── Excerpted text ──
Baptism lays upon the Catholic Christian the “ex professo” commitment to bearing witness to the fullness of divine revelation. This is in fact one of the main reasons why his Christianity is called “Catholic” (=“universal”) in the first place. But the Catholic Christian also knows that man’s unconditional Yes to God’s whole Word presupposes man’s capacity for the whole of reality; he knows that (Catholic) faith presupposes reason, “zeal for thy house,” the eros of the intelligence. Catholic witness to revelation also includes witness to reason—or else it is no longer Catholic.

It seems virtually impossible to overemphasize the Church’s “investment” in reason, especially at a time when reason’s academic guardians often explain it away complacently either as an epiphenomenon of the brain or as a mask of power. In each of their different ways, the five articles that the Winter, 2005 issue of Communio gathers under the title God and Reason argue against fashionable calls for “disinvestment” in reason.

In doing so, they also set the stage for the bioethical debate that occupies the bulk of the other half of the present issue, on which more in a moment.

In “Rationality and Faith in God,” Robert Spaemann shows that, whatever we make of the enterprise of proving God’s existence, God and reason stand or fall together.

Similarly, D. C. Schindler’s “‘Wie kommt der Mensch in die Philosophie?’: Heidegger, Hegel, and the Stakes of Onto-Theo-Logy” argues that philosophical reason’s effort to speak of God is not necessarily presumption or idolatry, but can express the deepest reverential humility: the kind that refuses any limit on God’s free self-disclosure, even the limit of its own modesty.
───
── Provided information ──
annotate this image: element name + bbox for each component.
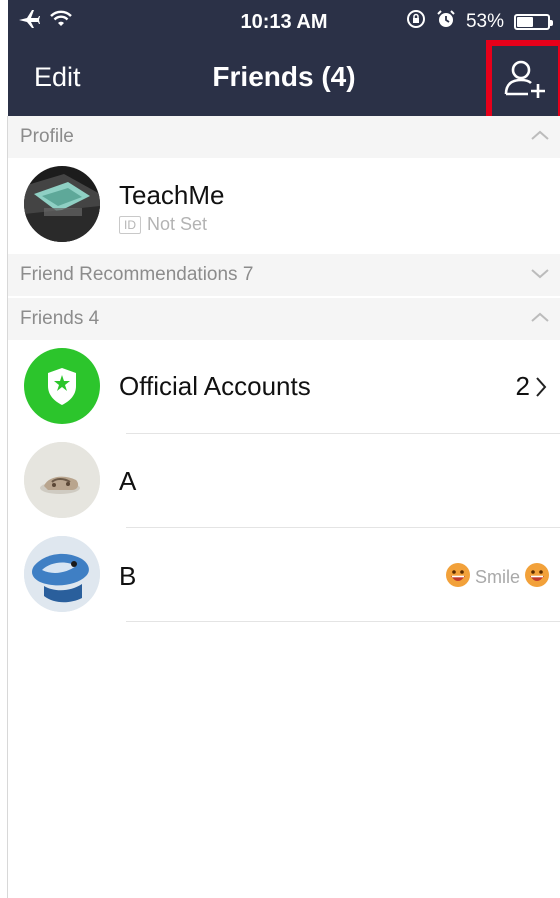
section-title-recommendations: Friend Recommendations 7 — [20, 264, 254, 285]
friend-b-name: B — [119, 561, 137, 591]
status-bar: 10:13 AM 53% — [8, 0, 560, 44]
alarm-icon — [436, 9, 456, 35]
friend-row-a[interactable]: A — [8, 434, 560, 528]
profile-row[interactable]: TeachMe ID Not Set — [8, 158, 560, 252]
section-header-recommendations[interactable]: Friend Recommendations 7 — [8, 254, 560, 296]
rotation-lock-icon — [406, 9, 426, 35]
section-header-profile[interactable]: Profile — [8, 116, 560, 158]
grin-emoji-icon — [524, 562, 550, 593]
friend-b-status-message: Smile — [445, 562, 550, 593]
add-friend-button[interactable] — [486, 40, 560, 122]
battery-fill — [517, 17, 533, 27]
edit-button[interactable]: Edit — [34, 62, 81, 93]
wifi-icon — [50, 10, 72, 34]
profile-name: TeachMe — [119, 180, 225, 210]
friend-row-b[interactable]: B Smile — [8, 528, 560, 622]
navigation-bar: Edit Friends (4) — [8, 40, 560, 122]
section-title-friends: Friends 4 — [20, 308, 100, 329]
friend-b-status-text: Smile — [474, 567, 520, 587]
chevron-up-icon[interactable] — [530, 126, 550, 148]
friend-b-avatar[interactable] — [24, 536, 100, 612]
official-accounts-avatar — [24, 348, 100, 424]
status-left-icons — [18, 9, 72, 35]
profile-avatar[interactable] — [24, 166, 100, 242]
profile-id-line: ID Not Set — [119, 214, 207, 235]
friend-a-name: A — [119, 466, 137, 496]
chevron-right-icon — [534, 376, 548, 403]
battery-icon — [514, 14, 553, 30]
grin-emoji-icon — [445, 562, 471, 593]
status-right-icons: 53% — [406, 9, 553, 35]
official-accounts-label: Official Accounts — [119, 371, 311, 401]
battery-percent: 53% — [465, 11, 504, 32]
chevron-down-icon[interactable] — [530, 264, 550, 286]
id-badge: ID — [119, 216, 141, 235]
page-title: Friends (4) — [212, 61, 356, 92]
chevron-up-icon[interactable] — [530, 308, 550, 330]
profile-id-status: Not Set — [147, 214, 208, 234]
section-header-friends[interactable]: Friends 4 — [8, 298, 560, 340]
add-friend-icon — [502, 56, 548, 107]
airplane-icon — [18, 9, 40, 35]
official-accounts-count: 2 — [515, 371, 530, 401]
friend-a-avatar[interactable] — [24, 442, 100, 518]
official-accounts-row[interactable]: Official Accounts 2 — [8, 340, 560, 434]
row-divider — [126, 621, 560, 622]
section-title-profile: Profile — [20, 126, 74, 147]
───
── Provided information ──
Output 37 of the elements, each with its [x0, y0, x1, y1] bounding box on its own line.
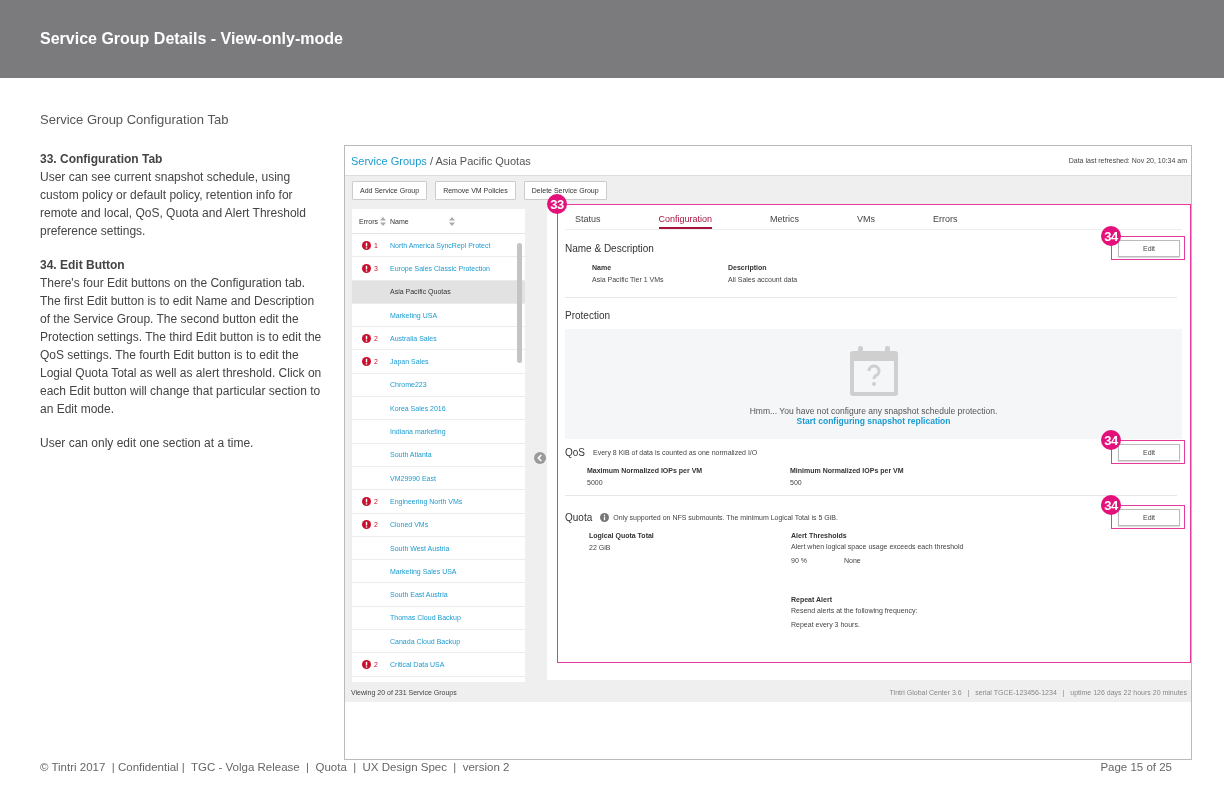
───
── Provided information ──
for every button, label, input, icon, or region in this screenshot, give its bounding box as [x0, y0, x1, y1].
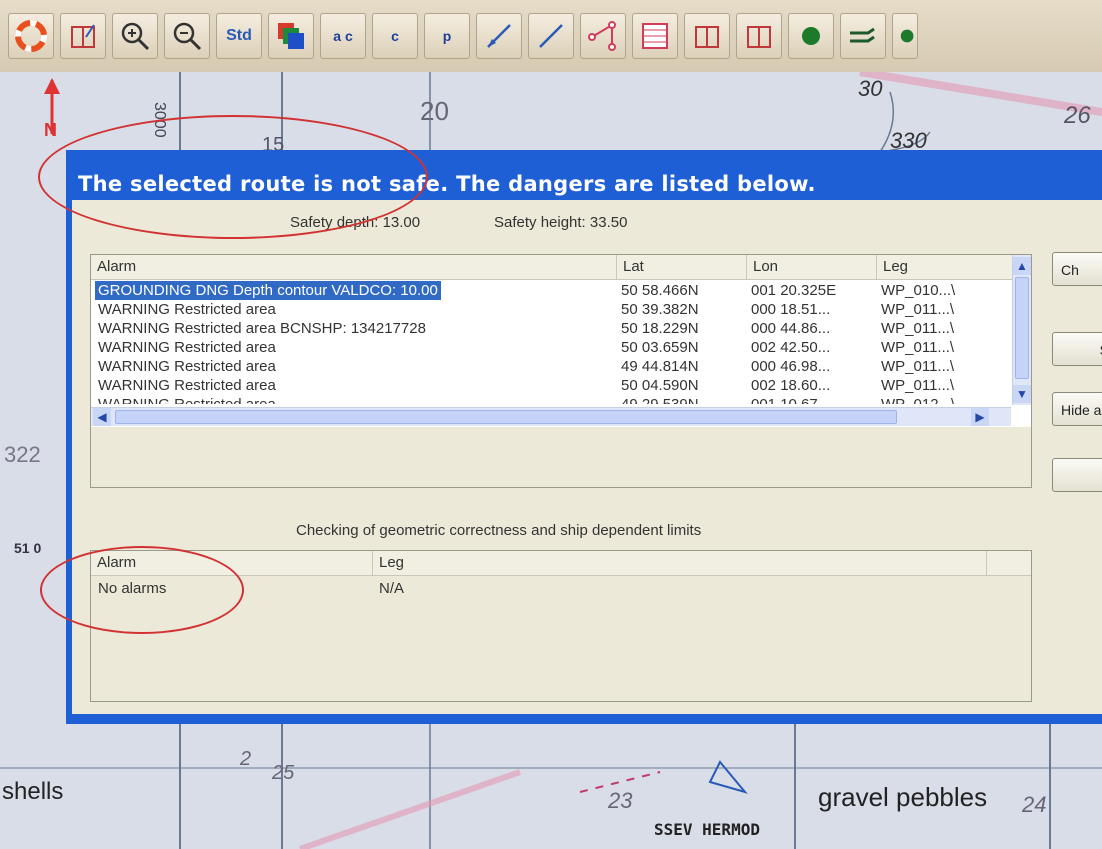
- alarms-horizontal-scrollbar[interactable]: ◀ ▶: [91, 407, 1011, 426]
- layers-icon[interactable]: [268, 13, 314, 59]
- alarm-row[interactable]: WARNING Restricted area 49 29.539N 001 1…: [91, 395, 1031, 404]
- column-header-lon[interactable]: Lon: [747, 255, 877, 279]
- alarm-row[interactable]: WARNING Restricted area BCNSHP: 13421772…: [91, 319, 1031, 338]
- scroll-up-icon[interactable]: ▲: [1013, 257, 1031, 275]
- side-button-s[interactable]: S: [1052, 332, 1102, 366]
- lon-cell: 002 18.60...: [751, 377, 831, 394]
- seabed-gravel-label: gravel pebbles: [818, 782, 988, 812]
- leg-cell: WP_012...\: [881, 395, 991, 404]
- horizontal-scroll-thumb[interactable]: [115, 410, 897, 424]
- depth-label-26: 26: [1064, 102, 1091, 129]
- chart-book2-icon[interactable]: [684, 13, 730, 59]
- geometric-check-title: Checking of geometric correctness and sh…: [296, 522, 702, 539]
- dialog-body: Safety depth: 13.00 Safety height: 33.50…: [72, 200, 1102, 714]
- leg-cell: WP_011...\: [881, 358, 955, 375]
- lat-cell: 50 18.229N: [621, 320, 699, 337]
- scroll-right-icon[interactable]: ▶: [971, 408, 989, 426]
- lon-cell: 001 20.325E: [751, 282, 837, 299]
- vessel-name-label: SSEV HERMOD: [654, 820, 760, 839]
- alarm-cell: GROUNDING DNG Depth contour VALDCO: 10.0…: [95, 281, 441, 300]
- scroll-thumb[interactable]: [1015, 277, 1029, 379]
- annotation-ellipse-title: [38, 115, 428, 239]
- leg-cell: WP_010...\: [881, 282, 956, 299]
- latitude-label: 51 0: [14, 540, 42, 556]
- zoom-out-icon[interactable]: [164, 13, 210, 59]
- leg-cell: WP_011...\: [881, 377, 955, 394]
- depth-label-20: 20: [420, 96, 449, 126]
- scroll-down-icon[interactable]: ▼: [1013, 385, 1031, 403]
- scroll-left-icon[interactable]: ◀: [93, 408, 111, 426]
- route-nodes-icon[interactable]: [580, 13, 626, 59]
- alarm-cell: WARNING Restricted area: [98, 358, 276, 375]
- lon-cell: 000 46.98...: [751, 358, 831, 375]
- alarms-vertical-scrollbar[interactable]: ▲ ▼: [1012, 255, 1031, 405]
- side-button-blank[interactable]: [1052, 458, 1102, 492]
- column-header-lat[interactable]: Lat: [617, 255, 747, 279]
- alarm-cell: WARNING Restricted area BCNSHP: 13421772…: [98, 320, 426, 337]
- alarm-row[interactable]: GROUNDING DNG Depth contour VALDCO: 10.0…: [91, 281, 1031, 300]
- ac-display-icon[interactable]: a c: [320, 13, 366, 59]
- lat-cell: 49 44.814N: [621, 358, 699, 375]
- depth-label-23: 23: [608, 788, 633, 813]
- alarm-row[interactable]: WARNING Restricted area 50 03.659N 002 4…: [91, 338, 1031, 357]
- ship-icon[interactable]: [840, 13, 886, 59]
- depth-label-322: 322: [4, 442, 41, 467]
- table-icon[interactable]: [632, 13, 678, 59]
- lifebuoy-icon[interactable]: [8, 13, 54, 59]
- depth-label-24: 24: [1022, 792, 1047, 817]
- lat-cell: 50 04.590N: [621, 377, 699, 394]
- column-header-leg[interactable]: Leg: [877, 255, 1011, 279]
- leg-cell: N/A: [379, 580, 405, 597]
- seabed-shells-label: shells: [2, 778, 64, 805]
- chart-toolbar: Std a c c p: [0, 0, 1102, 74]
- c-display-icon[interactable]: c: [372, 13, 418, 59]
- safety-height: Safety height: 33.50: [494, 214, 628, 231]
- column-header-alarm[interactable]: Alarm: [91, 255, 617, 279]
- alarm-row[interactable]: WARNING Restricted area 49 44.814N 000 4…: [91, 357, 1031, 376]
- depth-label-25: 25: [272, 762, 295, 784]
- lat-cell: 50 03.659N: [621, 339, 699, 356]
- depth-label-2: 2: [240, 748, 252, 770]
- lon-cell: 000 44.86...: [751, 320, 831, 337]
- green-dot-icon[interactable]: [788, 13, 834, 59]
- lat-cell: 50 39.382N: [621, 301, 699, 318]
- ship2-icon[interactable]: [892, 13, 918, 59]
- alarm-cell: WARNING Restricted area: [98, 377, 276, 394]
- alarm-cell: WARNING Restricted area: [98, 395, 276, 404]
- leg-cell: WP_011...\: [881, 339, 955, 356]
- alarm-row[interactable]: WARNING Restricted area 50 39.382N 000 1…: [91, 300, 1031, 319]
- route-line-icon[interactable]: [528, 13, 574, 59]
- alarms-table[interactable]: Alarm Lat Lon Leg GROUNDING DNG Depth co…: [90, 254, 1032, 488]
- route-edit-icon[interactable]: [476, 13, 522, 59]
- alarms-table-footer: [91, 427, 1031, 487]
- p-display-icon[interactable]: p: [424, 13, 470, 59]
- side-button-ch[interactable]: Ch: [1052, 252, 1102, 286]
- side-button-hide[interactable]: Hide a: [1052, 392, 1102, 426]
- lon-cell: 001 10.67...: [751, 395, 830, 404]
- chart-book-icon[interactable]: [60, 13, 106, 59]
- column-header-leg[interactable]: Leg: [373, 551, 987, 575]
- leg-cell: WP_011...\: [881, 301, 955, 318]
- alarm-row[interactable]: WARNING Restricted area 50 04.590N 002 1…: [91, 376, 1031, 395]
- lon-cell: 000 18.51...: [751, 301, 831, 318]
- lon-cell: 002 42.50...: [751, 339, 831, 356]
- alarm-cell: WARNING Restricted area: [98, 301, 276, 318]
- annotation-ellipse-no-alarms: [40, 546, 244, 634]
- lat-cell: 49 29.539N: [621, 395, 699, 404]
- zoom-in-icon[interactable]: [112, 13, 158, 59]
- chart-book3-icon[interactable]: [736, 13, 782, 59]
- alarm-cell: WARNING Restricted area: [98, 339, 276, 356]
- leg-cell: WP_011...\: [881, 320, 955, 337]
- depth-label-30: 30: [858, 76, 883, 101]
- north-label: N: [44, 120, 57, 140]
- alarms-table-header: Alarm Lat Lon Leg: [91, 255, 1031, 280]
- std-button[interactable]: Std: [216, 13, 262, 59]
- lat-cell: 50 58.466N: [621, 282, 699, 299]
───
> _Task requirements_
a. List every person the faith and reason passage names by surname.
b. Write the next part of the passage on faith and reason, picking up after its final sentence.
The records were taken from a separate source and have no connection to the passage.

> _Responses per task_
a. Robert Spaemann, D. C. Schindler, Heidegger, Hegel

b.
David L. Schindler, in “Truth, Freedom, and Relativism in Western Democracies: Benedict XVI’s Contributions to Without Roots,” then describes why reason—according to the new Pope—is integral to the political order, providing a critique of liberalism that overcomes it, not by force, but by witness to freedom as the truth of love.

The last two articles round out our discussion by underscoring how the promise of eternal life enhances reason’s grasp of the ultimate character of things.

Thus, in “Restoration of Sonship. Reflections on Time and Eternity,” Antonio López shows how the revelation that eternity is triune gift deepens pagan philosophy’s (Plotinus’, to be exact) intuition that eternity does not negate time, but fulfills it.

Similarly, Denis Farkasfalvy, in “The Eucharistic Presence: A Study in Biblical Theology,” argues that the foundation of Christian eschatological hope, Jesus’ bodily Resurrection, is also the key to the ontology of the Eucharist as a trans-substantiation. The discussion of God and reason thus closes with a reminder that the Bible bears ontological meaning and that ontology can be biblical.

Just as the Catholic Christian is committed “ex professo” to defending reason, he is also committed “ex professo” to defending nature. In particular, he is called on to protect the fundamental distinction between the natural and the artificial, the born and the made, especially as this pertains to the beginnings of human life. If we return once again to the theme of Biotechnology and Morality: The Altered Nuclear Transfer Proposal. Part V (Part IV appears online at www.communio-icr.com), it is because the ANT-OAR proposal raises a constellation of subtle issues that go to the heart of this distinction, and of the question regarding our ability to manipulate and control human life in its origins.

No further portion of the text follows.